» Set exercise
Send back the records in full, character for character.

[Dataset entries]
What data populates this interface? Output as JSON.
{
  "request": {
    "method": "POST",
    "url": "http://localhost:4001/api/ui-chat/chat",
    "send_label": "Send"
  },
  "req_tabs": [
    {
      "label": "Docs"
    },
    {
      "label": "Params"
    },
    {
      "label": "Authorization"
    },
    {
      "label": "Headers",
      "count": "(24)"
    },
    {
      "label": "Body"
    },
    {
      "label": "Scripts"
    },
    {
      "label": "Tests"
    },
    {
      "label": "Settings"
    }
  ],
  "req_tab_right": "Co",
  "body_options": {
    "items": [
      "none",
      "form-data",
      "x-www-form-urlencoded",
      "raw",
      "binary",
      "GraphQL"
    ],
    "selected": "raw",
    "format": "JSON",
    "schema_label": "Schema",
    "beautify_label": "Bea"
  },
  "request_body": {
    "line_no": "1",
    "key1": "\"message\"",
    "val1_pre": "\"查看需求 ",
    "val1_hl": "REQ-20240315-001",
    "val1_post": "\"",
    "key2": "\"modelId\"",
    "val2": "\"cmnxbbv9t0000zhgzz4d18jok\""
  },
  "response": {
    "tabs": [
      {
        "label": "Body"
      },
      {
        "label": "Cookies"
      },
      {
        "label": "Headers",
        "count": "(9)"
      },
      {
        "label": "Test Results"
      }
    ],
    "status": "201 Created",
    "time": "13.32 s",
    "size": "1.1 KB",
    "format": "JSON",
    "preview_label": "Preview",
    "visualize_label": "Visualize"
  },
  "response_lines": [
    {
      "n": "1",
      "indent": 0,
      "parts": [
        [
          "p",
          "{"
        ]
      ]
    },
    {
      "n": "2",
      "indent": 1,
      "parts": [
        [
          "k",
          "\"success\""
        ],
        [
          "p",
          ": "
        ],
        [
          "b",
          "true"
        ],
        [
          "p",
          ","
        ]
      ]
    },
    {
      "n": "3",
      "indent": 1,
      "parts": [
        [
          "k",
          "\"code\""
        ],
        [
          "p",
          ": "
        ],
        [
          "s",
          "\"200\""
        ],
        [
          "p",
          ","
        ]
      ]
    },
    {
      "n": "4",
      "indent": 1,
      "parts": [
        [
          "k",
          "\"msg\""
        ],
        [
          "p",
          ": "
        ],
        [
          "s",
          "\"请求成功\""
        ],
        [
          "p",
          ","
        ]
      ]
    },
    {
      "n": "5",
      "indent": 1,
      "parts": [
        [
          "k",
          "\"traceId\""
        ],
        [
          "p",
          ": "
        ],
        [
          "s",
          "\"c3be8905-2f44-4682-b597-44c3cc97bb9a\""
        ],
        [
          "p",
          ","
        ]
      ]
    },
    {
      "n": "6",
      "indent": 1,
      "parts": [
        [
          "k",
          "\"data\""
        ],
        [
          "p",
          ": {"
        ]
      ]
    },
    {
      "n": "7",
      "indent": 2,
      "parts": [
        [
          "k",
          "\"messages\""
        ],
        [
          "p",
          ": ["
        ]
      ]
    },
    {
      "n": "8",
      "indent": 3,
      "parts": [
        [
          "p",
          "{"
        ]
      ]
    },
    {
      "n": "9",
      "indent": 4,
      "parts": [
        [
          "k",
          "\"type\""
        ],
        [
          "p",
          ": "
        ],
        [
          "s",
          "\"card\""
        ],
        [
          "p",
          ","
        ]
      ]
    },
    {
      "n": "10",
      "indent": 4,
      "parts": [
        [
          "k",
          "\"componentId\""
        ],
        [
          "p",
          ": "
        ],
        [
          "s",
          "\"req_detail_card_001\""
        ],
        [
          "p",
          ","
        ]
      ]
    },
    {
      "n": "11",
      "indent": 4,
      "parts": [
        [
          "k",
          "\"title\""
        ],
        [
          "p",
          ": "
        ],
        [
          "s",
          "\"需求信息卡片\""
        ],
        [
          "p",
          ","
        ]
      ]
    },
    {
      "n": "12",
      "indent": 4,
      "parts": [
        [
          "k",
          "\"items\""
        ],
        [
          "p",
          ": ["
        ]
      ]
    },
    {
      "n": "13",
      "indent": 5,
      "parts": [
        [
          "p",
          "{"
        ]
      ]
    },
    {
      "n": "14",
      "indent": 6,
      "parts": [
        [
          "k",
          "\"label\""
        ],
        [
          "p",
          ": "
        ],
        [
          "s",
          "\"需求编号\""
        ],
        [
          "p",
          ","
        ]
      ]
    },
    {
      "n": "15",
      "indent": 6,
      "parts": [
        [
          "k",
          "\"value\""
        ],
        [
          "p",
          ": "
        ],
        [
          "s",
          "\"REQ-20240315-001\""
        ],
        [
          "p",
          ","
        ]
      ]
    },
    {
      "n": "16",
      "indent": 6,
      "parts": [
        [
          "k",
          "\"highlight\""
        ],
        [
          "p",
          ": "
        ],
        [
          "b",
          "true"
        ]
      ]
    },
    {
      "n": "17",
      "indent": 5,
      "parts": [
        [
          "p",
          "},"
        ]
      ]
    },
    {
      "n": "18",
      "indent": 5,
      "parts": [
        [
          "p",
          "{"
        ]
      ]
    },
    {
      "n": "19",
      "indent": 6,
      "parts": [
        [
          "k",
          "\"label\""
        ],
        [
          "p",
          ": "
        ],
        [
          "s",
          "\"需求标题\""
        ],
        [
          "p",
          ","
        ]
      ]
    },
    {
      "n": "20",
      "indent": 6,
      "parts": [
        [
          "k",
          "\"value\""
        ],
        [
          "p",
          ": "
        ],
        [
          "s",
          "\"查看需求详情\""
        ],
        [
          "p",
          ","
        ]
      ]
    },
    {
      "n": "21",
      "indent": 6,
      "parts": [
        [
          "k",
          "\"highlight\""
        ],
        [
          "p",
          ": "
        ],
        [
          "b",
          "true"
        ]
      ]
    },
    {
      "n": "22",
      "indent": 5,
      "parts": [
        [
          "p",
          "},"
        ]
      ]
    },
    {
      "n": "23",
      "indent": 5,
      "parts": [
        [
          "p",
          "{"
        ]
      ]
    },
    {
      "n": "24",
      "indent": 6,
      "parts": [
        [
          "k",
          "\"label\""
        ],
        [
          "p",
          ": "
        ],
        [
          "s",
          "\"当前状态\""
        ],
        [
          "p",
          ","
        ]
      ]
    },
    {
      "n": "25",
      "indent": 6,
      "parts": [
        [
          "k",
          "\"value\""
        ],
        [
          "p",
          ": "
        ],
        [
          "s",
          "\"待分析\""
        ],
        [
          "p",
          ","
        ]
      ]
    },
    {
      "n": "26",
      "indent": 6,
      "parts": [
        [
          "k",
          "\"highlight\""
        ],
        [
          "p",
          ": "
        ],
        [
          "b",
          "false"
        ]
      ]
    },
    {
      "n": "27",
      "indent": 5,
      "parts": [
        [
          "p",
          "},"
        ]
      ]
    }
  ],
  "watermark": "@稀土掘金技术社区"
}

» Correct result
What data populates this interface? Output as JSON.
{
  "request": {
    "method": "POST",
    "url": "http://localhost:4001/api/ui-chat/chat",
    "send_label": "Send"
  },
  "req_tabs": [
    {
      "label": "Docs"
    },
    {
      "label": "Params"
    },
    {
      "label": "Authorization"
    },
    {
      "label": "Headers",
      "count": "(24)"
    },
    {
      "label": "Body"
    },
    {
      "label": "Scripts"
    },
    {
      "label": "Tests"
    },
    {
      "label": "Settings"
    }
  ],
  "req_tab_right": "Co",
  "body_options": {
    "items": [
      "none",
      "form-data",
      "x-www-form-urlencoded",
      "raw",
      "binary",
      "GraphQL"
    ],
    "selected": "raw",
    "format": "JSON",
    "schema_label": "Schema",
    "beautify_label": "Bea"
  },
  "request_body": {
    "line_no": "1",
    "key1": "\"message\"",
    "val1_pre": "\"查看需求 ",
    "val1_hl": "REQ-20240315-001",
    "val1_post": "\"",
    "key2": "\"modelId\"",
    "val2": "\"cmnxbbv9t0000zhgzz4d18jok\""
  },
  "response": {
    "tabs": [
      {
        "label": "Body"
      },
      {
        "label": "Cookies"
      },
      {
        "label": "Headers",
        "count": "(9)"
      },
      {
        "label": "Test Results"
      }
    ],
    "status": "201 Created",
    "time": "13.32 s",
    "size": "1.1 KB",
    "format": "JSON",
    "preview_label": "Preview",
    "visualize_label": "Visualize"
  },
  "response_lines": [
    {
      "n": "1",
      "indent": 0,
      "parts": [
        [
          "p",
          "{"
        ]
      ]
    },
    {
      "n": "2",
      "indent": 1,
      "parts": [
        [
          "k",
          "\"success\""
        ],
        [
          "p",
          ": "
        ],
        [
          "b",
          "true"
        ],
        [
          "p",
          ","
        ]
      ]
    },
    {
      "n": "3",
      "indent": 1,
      "parts": [
        [
          "k",
          "\"code\""
        ],
        [
          "p",
          ": "
        ],
        [
          "s",
          "\"200\""
        ],
        [
          "p",
          ","
        ]
      ]
    },
    {
      "n": "4",
      "indent": 1,
      "parts": [
        [
          "k",
          "\"msg\""
        ],
        [
          "p",
          ": "
        ],
        [
          "s",
          "\"请求成功\""
        ],
        [
          "p",
          ","
        ]
      ]
    },
    {
      "n": "5",
      "indent": 1,
      "parts": [
        [
          "k",
          "\"traceId\""
        ],
        [
          "p",
          ": "
        ],
        [
          "s",
          "\"c3be8905-2f44-4682-b597-44c3cc97bb9a\""
        ],
        [
          "p",
          ","
        ]
      ]
    },
    {
      "n": "6",
      "indent": 1,
      "parts": [
        [
          "k",
          "\"data\""
        ],
        [
          "p",
          ": {"
        ]
      ]
    },
    {
      "n": "7",
      "indent": 2,
      "parts": [
        [
          "k",
          "\"messages\""
        ],
        [
          "p",
          ": ["
        ]
      ]
    },
    {
      "n": "8",
      "indent": 3,
      "parts": [
        [
          "p",
          "{"
        ]
      ]
    },
    {
      "n": "9",
      "indent": 4,
      "parts": [
        [
          "k",
          "\"type\""
        ],
        [
          "p",
          ": "
        ],
        [
          "s",
          "\"card\""
        ],
        [
          "p",
          ","
        ]
      ]
    },
    {
      "n": "10",
      "indent": 4,
      "parts": [
        [
          "k",
          "\"componentId\""
        ],
        [
          "p",
          ": "
        ],
        [
          "s",
          "\"req_detail_card_001\""
        ],
        [
          "p",
          ","
        ]
      ]
    },
    {
      "n": "11",
      "indent": 4,
      "parts": [
        [
          "k",
          "\"title\""
        ],
        [
          "p",
          ": "
        ],
        [
          "s",
          "\"需求信息卡片\""
        ],
        [
          "p",
          ","
        ]
      ]
    },
    {
      "n": "12",
      "indent": 4,
      "parts": [
        [
          "k",
          "\"items\""
        ],
        [
          "p",
          ": ["
        ]
      ]
    },
    {
      "n": "13",
      "indent": 5,
      "parts": [
        [
          "p",
          "{"
        ]
      ]
    },
    {
      "n": "14",
      "indent": 6,
      "parts": [
        [
          "k",
          "\"label\""
        ],
        [
          "p",
          ": "
        ],
        [
          "s",
          "\"需求编号\""
        ],
        [
          "p",
          ","
        ]
      ]
    },
    {
      "n": "15",
      "indent": 6,
      "parts": [
        [
          "k",
          "\"value\""
        ],
        [
          "p",
          ": "
        ],
        [
          "s",
          "\"REQ-20240315-001\""
        ],
        [
          "p",
          ","
        ]
      ]
    },
    {
      "n": "16",
      "indent": 6,
      "parts": [
        [
          "k",
          "\"highlight\""
        ],
        [
          "p",
          ": "
        ],
        [
          "b",
          "true"
        ]
      ]
    },
    {
      "n": "17",
      "indent": 5,
      "parts": [
        [
          "p",
          "},"
        ]
      ]
    },
    {
      "n": "18",
      "indent": 5,
      "parts": [
        [
          "p",
          "{"
        ]
      ]
    },
    {
      "n": "19",
      "indent": 6,
      "parts": [
        [
          "k",
          "\"label\""
        ],
        [
          "p",
          ": "
        ],
        [
          "s",
          "\"需求标题\""
        ],
        [
          "p",
          ","
        ]
      ]
    },
    {
      "n": "20",
      "indent": 6,
      "parts": [
        [
          "k",
          "\"value\""
        ],
        [
          "p",
          ": "
        ],
        [
          "s",
          "\"查看需求详情\""
        ],
        [
          "p",
          ","
        ]
      ]
    },
    {
      "n": "21",
      "indent": 6,
      "parts": [
        [
          "k",
          "\"highlight\""
        ],
        [
          "p",
          ": "
        ],
        [
          "b",
          "true"
        ]
      ]
    },
    {
      "n": "22",
      "indent": 5,
      "parts": [
        [
          "p",
          "},"
        ]
      ]
    },
    {
      "n": "23",
      "indent": 5,
      "parts": [
        [
          "p",
          "{"
        ]
      ]
    },
    {
      "n": "24",
      "indent": 6,
      "parts": [
        [
          "k",
          "\"label\""
        ],
        [
          "p",
          ": "
        ],
        [
          "s",
          "\"当前状态\""
        ],
        [
          "p",
          ","
        ]
      ]
    },
    {
      "n": "25",
      "indent": 6,
      "parts": [
        [
          "k",
          "\"value\""
        ],
        [
          "p",
          ": "
        ],
        [
          "s",
          "\"待分析\""
        ],
        [
          "p",
          ","
        ]
      ]
    },
    {
      "n": "26",
      "indent": 6,
      "parts": [
        [
          "k",
          "\"highlight\""
        ],
        [
          "p",
          ": "
        ],
        [
          "b",
          "false"
        ]
      ]
    },
    {
      "n": "27",
      "indent": 5,
      "parts": [
        [
          "p",
          "},"
        ]
      ]
    }
  ],
  "watermark": "@稀土掘金技术社区"
}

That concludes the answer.